* [EXERCISE BRIEF] Below are some records; return each one exactly.

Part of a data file
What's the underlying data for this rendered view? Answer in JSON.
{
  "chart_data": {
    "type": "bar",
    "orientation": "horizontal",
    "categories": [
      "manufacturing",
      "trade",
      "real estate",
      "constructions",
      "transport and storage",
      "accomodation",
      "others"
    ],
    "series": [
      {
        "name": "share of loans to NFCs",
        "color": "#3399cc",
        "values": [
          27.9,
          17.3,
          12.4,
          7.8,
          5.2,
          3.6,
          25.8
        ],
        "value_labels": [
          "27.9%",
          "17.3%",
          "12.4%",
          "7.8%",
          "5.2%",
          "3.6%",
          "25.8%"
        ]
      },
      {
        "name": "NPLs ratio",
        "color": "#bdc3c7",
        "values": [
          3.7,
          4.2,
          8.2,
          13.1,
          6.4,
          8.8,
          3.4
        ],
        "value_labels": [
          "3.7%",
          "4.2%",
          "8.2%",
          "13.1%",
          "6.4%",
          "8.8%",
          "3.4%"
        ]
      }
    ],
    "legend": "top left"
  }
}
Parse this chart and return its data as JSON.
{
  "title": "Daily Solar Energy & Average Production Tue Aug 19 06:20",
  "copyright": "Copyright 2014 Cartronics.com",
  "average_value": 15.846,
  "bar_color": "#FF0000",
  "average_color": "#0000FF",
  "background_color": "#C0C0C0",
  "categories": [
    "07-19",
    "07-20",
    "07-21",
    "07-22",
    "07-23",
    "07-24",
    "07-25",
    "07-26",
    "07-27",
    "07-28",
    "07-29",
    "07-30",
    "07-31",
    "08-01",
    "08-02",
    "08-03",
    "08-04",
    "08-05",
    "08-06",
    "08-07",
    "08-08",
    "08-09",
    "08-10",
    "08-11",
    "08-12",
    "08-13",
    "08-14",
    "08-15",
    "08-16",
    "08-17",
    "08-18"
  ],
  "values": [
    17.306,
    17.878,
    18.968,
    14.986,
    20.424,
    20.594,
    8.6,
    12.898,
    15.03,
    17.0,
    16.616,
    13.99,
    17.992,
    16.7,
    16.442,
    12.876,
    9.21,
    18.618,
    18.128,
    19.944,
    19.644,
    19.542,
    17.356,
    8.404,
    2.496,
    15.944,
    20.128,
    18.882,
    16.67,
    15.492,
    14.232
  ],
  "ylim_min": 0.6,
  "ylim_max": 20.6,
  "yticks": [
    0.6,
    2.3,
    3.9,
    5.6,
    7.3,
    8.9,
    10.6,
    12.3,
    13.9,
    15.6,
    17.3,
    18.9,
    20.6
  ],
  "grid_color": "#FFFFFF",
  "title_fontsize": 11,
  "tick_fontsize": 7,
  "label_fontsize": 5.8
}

* [EXERCISE RESULT]
What's the underlying data for this rendered view? Answer in JSON.
{
  "chart_data": {
    "type": "bar",
    "orientation": "horizontal",
    "categories": [
      "manufacturing",
      "trade",
      "real estate",
      "constructions",
      "transport and storage",
      "accomodation",
      "others"
    ],
    "series": [
      {
        "name": "share of loans to NFCs",
        "color": "#3399cc",
        "values": [
          27.9,
          17.3,
          12.4,
          7.8,
          5.2,
          3.6,
          25.8
        ],
        "value_labels": [
          "27.9%",
          "17.3%",
          "12.4%",
          "7.8%",
          "5.2%",
          "3.6%",
          "25.8%"
        ]
      },
      {
        "name": "NPLs ratio",
        "color": "#bdc3c7",
        "values": [
          3.7,
          4.2,
          8.2,
          13.1,
          6.4,
          8.8,
          3.4
        ],
        "value_labels": [
          "3.7%",
          "4.2%",
          "8.2%",
          "13.1%",
          "6.4%",
          "8.8%",
          "3.4%"
        ]
      }
    ],
    "legend": "top left"
  }
}
Parse this chart and return its data as JSON.
{
  "title": "Daily Solar Energy & Average Production Tue Aug 19 06:20",
  "copyright": "Copyright 2014 Cartronics.com",
  "average_value": 15.846,
  "bar_color": "#FF0000",
  "average_color": "#0000FF",
  "background_color": "#C0C0C0",
  "categories": [
    "07-19",
    "07-20",
    "07-21",
    "07-22",
    "07-23",
    "07-24",
    "07-25",
    "07-26",
    "07-27",
    "07-28",
    "07-29",
    "07-30",
    "07-31",
    "08-01",
    "08-02",
    "08-03",
    "08-04",
    "08-05",
    "08-06",
    "08-07",
    "08-08",
    "08-09",
    "08-10",
    "08-11",
    "08-12",
    "08-13",
    "08-14",
    "08-15",
    "08-16",
    "08-17",
    "08-18"
  ],
  "values": [
    17.306,
    17.878,
    18.968,
    14.986,
    20.424,
    20.594,
    8.6,
    12.898,
    15.03,
    17.0,
    16.616,
    13.99,
    17.992,
    16.7,
    16.442,
    12.876,
    9.21,
    18.618,
    18.128,
    19.944,
    19.644,
    19.542,
    17.356,
    8.404,
    2.496,
    15.944,
    20.128,
    18.882,
    16.67,
    15.492,
    14.232
  ],
  "ylim_min": 0.6,
  "ylim_max": 20.6,
  "yticks": [
    0.6,
    2.3,
    3.9,
    5.6,
    7.3,
    8.9,
    10.6,
    12.3,
    13.9,
    15.6,
    17.3,
    18.9,
    20.6
  ],
  "grid_color": "#FFFFFF",
  "title_fontsize": 11,
  "tick_fontsize": 7,
  "label_fontsize": 5.8
}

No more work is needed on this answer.